◆ Task statement: Word for word, set down the records and skip each picture.

######

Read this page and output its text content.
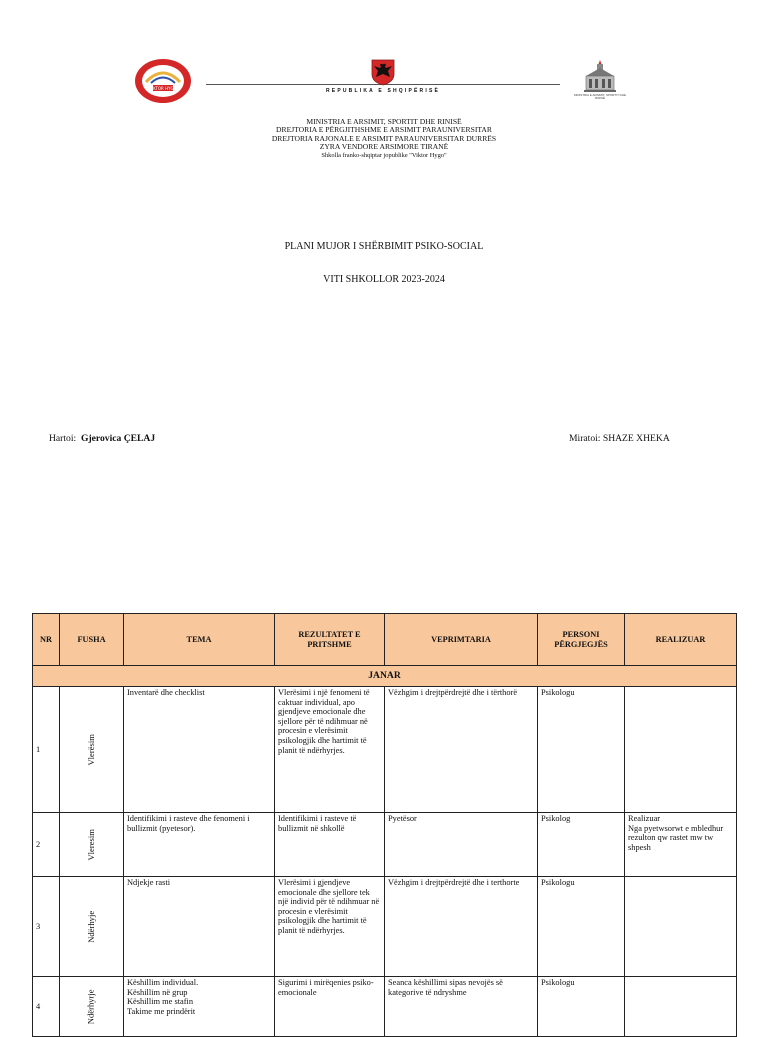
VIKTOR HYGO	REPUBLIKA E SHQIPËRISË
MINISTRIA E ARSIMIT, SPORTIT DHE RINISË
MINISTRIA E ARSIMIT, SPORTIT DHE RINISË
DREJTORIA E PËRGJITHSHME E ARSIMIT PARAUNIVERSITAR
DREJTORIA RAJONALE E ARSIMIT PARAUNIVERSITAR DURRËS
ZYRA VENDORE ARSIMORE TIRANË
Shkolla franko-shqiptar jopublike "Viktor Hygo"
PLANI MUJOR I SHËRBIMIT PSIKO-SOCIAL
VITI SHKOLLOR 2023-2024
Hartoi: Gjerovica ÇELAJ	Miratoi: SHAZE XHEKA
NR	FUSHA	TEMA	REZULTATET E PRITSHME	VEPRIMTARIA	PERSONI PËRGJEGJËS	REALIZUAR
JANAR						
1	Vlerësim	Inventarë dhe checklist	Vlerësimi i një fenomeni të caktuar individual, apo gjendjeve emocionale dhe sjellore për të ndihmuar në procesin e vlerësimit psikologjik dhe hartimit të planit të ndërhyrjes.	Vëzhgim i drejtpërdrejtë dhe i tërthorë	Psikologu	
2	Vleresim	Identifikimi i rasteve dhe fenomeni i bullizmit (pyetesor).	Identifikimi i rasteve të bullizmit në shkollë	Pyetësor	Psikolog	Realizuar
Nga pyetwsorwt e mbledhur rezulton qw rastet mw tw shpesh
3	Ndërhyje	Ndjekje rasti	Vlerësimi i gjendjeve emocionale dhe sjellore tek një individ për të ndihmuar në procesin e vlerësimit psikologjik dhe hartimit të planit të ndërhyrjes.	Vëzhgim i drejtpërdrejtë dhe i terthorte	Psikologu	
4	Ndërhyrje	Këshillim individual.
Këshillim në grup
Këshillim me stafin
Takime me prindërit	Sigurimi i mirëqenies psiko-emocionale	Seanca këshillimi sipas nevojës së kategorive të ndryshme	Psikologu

######

◆ Right answer:
Read this page and output its text content.
VIKTOR HYGO	REPUBLIKA E SHQIPËRISË
MINISTRIA E ARSIMIT, SPORTIT DHE RINISË
MINISTRIA E ARSIMIT, SPORTIT DHE RINISË
DREJTORIA E PËRGJITHSHME E ARSIMIT PARAUNIVERSITAR
DREJTORIA RAJONALE E ARSIMIT PARAUNIVERSITAR DURRËS
ZYRA VENDORE ARSIMORE TIRANË
Shkolla franko-shqiptar jopublike "Viktor Hygo"
PLANI MUJOR I SHËRBIMIT PSIKO-SOCIAL
VITI SHKOLLOR 2023-2024
Hartoi: Gjerovica ÇELAJ	Miratoi: SHAZE XHEKA
NR	FUSHA	TEMA	REZULTATET E PRITSHME	VEPRIMTARIA	PERSONI PËRGJEGJËS	REALIZUAR
JANAR						
1	Vlerësim	Inventarë dhe checklist	Vlerësimi i një fenomeni të caktuar individual, apo gjendjeve emocionale dhe sjellore për të ndihmuar në procesin e vlerësimit psikologjik dhe hartimit të planit të ndërhyrjes.	Vëzhgim i drejtpërdrejtë dhe i tërthorë	Psikologu	
2	Vleresim	Identifikimi i rasteve dhe fenomeni i bullizmit (pyetesor).	Identifikimi i rasteve të bullizmit në shkollë	Pyetësor	Psikolog	Realizuar
Nga pyetwsorwt e mbledhur rezulton qw rastet mw tw shpesh
3	Ndërhyje	Ndjekje rasti	Vlerësimi i gjendjeve emocionale dhe sjellore tek një individ për të ndihmuar në procesin e vlerësimit psikologjik dhe hartimit të planit të ndërhyrjes.	Vëzhgim i drejtpërdrejtë dhe i terthorte	Psikologu	
4	Ndërhyrje	Këshillim individual.
Këshillim në grup
Këshillim me stafin
Takime me prindërit	Sigurimi i mirëqenies psiko-emocionale	Seanca këshillimi sipas nevojës së kategorive të ndryshme	Psikologu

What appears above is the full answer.